Objective: Quote every line of the material beneath this one.

Data provided:
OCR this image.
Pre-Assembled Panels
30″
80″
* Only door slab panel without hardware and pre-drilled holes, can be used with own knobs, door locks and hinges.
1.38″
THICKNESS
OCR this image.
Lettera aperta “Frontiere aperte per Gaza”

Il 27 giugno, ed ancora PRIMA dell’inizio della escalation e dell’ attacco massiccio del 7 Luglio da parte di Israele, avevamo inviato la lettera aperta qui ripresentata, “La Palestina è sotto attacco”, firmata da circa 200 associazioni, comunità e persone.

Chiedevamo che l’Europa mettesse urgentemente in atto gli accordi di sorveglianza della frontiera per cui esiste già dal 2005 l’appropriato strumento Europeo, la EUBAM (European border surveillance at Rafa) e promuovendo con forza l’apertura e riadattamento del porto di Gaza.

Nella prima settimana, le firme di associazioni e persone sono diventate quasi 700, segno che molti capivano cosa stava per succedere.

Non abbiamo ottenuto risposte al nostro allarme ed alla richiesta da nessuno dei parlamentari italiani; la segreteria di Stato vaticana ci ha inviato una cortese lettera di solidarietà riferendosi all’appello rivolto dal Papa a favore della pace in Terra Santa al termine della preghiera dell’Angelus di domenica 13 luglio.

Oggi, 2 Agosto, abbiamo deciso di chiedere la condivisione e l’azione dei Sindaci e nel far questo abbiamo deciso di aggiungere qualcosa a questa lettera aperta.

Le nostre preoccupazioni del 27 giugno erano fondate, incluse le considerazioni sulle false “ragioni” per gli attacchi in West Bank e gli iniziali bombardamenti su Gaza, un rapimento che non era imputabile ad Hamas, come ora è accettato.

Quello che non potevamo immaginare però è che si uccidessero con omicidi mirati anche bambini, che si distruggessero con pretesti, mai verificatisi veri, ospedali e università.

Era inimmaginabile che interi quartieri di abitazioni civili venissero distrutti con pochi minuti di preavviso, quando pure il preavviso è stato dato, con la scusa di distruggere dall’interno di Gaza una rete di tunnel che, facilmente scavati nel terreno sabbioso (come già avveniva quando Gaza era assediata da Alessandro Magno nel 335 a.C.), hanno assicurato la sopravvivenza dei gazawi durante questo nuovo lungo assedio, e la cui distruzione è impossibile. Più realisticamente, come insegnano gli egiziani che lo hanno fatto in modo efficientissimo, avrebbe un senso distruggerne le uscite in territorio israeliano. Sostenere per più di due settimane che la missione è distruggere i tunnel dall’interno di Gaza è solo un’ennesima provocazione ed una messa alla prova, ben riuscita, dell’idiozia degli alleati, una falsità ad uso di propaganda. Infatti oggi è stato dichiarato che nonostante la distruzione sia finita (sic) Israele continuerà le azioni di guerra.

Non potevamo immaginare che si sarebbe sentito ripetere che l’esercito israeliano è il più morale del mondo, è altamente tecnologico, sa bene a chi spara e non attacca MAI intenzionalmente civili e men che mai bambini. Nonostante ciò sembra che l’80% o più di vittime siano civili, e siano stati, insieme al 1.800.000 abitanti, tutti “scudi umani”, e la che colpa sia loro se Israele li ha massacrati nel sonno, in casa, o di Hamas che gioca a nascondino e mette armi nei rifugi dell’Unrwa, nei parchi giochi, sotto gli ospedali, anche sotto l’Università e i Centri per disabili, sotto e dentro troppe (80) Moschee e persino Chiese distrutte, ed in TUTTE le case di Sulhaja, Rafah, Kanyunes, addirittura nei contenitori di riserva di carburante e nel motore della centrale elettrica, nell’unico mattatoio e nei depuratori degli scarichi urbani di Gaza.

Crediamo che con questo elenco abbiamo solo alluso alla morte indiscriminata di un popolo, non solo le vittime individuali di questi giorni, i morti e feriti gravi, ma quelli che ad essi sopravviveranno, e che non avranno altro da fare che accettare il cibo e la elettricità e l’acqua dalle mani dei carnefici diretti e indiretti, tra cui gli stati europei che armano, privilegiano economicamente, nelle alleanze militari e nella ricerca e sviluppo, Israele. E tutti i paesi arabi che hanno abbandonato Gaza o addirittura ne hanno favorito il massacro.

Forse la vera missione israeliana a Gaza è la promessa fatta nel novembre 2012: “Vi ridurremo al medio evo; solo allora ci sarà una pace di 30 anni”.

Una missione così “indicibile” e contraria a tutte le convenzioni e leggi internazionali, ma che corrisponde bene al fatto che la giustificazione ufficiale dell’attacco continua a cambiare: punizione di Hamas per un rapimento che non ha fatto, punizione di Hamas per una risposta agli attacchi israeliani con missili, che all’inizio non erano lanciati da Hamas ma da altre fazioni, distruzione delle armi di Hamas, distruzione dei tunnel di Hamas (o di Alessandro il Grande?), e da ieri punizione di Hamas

Problem solution:
OCR this image.
Pre-Assembled Panels
30″
80″
* Only door slab panel without hardware and pre-drilled holes, can be used with own knobs, door locks and hinges.
1.38″
THICKNESS
OCR this image.
Lettera aperta “Frontiere aperte per Gaza”

Il 27 giugno, ed ancora PRIMA dell’inizio della escalation e dell’ attacco massiccio del 7 Luglio da parte di Israele, avevamo inviato la lettera aperta qui ripresentata, “La Palestina è sotto attacco”, firmata da circa 200 associazioni, comunità e persone.

Chiedevamo che l’Europa mettesse urgentemente in atto gli accordi di sorveglianza della frontiera per cui esiste già dal 2005 l’appropriato strumento Europeo, la EUBAM (European border surveillance at Rafa) e promuovendo con forza l’apertura e riadattamento del porto di Gaza.

Nella prima settimana, le firme di associazioni e persone sono diventate quasi 700, segno che molti capivano cosa stava per succedere.

Non abbiamo ottenuto risposte al nostro allarme ed alla richiesta da nessuno dei parlamentari italiani; la segreteria di Stato vaticana ci ha inviato una cortese lettera di solidarietà riferendosi all’appello rivolto dal Papa a favore della pace in Terra Santa al termine della preghiera dell’Angelus di domenica 13 luglio.

Oggi, 2 Agosto, abbiamo deciso di chiedere la condivisione e l’azione dei Sindaci e nel far questo abbiamo deciso di aggiungere qualcosa a questa lettera aperta.

Le nostre preoccupazioni del 27 giugno erano fondate, incluse le considerazioni sulle false “ragioni” per gli attacchi in West Bank e gli iniziali bombardamenti su Gaza, un rapimento che non era imputabile ad Hamas, come ora è accettato.

Quello che non potevamo immaginare però è che si uccidessero con omicidi mirati anche bambini, che si distruggessero con pretesti, mai verificatisi veri, ospedali e università.

Era inimmaginabile che interi quartieri di abitazioni civili venissero distrutti con pochi minuti di preavviso, quando pure il preavviso è stato dato, con la scusa di distruggere dall’interno di Gaza una rete di tunnel che, facilmente scavati nel terreno sabbioso (come già avveniva quando Gaza era assediata da Alessandro Magno nel 335 a.C.), hanno assicurato la sopravvivenza dei gazawi durante questo nuovo lungo assedio, e la cui distruzione è impossibile. Più realisticamente, come insegnano gli egiziani che lo hanno fatto in modo efficientissimo, avrebbe un senso distruggerne le uscite in territorio israeliano. Sostenere per più di due settimane che la missione è distruggere i tunnel dall’interno di Gaza è solo un’ennesima provocazione ed una messa alla prova, ben riuscita, dell’idiozia degli alleati, una falsità ad uso di propaganda. Infatti oggi è stato dichiarato che nonostante la distruzione sia finita (sic) Israele continuerà le azioni di guerra.

Non potevamo immaginare che si sarebbe sentito ripetere che l’esercito israeliano è il più morale del mondo, è altamente tecnologico, sa bene a chi spara e non attacca MAI intenzionalmente civili e men che mai bambini. Nonostante ciò sembra che l’80% o più di vittime siano civili, e siano stati, insieme al 1.800.000 abitanti, tutti “scudi umani”, e la che colpa sia loro se Israele li ha massacrati nel sonno, in casa, o di Hamas che gioca a nascondino e mette armi nei rifugi dell’Unrwa, nei parchi giochi, sotto gli ospedali, anche sotto l’Università e i Centri per disabili, sotto e dentro troppe (80) Moschee e persino Chiese distrutte, ed in TUTTE le case di Sulhaja, Rafah, Kanyunes, addirittura nei contenitori di riserva di carburante e nel motore della centrale elettrica, nell’unico mattatoio e nei depuratori degli scarichi urbani di Gaza.

Crediamo che con questo elenco abbiamo solo alluso alla morte indiscriminata di un popolo, non solo le vittime individuali di questi giorni, i morti e feriti gravi, ma quelli che ad essi sopravviveranno, e che non avranno altro da fare che accettare il cibo e la elettricità e l’acqua dalle mani dei carnefici diretti e indiretti, tra cui gli stati europei che armano, privilegiano economicamente, nelle alleanze militari e nella ricerca e sviluppo, Israele. E tutti i paesi arabi che hanno abbandonato Gaza o addirittura ne hanno favorito il massacro.

Forse la vera missione israeliana a Gaza è la promessa fatta nel novembre 2012: “Vi ridurremo al medio evo; solo allora ci sarà una pace di 30 anni”.

Una missione così “indicibile” e contraria a tutte le convenzioni e leggi internazionali, ma che corrisponde bene al fatto che la giustificazione ufficiale dell’attacco continua a cambiare: punizione di Hamas per un rapimento che non ha fatto, punizione di Hamas per una risposta agli attacchi israeliani con missili, che all’inizio non erano lanciati da Hamas ma da altre fazioni, distruzione delle armi di Hamas, distruzione dei tunnel di Hamas (o di Alessandro il Grande?), e da ieri punizione di Hamas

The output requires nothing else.